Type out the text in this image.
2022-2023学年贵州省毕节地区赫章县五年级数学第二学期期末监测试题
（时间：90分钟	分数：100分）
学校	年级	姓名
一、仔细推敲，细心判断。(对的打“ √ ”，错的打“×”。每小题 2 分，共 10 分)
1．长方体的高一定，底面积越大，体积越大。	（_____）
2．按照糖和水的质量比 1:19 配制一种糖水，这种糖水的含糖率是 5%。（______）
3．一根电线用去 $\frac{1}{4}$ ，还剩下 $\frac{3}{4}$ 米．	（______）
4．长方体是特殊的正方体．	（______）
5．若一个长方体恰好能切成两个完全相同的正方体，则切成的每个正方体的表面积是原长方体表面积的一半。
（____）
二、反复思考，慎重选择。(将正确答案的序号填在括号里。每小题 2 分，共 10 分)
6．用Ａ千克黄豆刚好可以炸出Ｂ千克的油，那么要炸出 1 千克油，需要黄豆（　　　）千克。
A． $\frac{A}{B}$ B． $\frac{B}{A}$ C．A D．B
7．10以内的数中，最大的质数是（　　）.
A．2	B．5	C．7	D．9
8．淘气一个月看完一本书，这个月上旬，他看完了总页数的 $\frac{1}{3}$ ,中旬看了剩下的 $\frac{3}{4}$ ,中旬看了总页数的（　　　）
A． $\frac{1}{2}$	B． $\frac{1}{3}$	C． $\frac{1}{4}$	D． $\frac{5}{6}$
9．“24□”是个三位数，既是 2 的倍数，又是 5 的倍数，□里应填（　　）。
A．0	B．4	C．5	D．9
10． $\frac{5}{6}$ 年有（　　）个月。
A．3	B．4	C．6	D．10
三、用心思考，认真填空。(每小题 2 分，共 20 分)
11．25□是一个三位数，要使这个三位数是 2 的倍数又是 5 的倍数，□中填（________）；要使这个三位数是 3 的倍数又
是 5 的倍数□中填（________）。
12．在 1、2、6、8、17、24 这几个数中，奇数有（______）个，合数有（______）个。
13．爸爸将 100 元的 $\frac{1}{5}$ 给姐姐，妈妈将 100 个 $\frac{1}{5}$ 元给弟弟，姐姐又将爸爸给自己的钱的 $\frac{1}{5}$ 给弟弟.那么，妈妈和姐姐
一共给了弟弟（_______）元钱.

⁂

Required task:
Write out every line of the records exactly.

Solution to the exercise:
Type out the text in this image.
2022-2023学年贵州省毕节地区赫章县五年级数学第二学期期末监测试题
（时间：90分钟	分数：100分）
学校	年级	姓名
一、仔细推敲，细心判断。(对的打“ √ ”，错的打“×”。每小题 2 分，共 10 分)
1．长方体的高一定，底面积越大，体积越大。	（_____）
2．按照糖和水的质量比 1:19 配制一种糖水，这种糖水的含糖率是 5%。（______）
3．一根电线用去 $\frac{1}{4}$ ，还剩下 $\frac{3}{4}$ 米．	（______）
4．长方体是特殊的正方体．	（______）
5．若一个长方体恰好能切成两个完全相同的正方体，则切成的每个正方体的表面积是原长方体表面积的一半。
（____）
二、反复思考，慎重选择。(将正确答案的序号填在括号里。每小题 2 分，共 10 分)
6．用Ａ千克黄豆刚好可以炸出Ｂ千克的油，那么要炸出 1 千克油，需要黄豆（　　　）千克。
A． $\frac{A}{B}$ B． $\frac{B}{A}$ C．A D．B
7．10以内的数中，最大的质数是（　　）.
A．2	B．5	C．7	D．9
8．淘气一个月看完一本书，这个月上旬，他看完了总页数的 $\frac{1}{3}$ ,中旬看了剩下的 $\frac{3}{4}$ ,中旬看了总页数的（　　　）
A． $\frac{1}{2}$	B． $\frac{1}{3}$	C． $\frac{1}{4}$	D． $\frac{5}{6}$
9．“24□”是个三位数，既是 2 的倍数，又是 5 的倍数，□里应填（　　）。
A．0	B．4	C．5	D．9
10． $\frac{5}{6}$ 年有（　　）个月。
A．3	B．4	C．6	D．10
三、用心思考，认真填空。(每小题 2 分，共 20 分)
11．25□是一个三位数，要使这个三位数是 2 的倍数又是 5 的倍数，□中填（________）；要使这个三位数是 3 的倍数又
是 5 的倍数□中填（________）。
12．在 1、2、6、8、17、24 这几个数中，奇数有（______）个，合数有（______）个。
13．爸爸将 100 元的 $\frac{1}{5}$ 给姐姐，妈妈将 100 个 $\frac{1}{5}$ 元给弟弟，姐姐又将爸爸给自己的钱的 $\frac{1}{5}$ 给弟弟.那么，妈妈和姐姐
一共给了弟弟（_______）元钱.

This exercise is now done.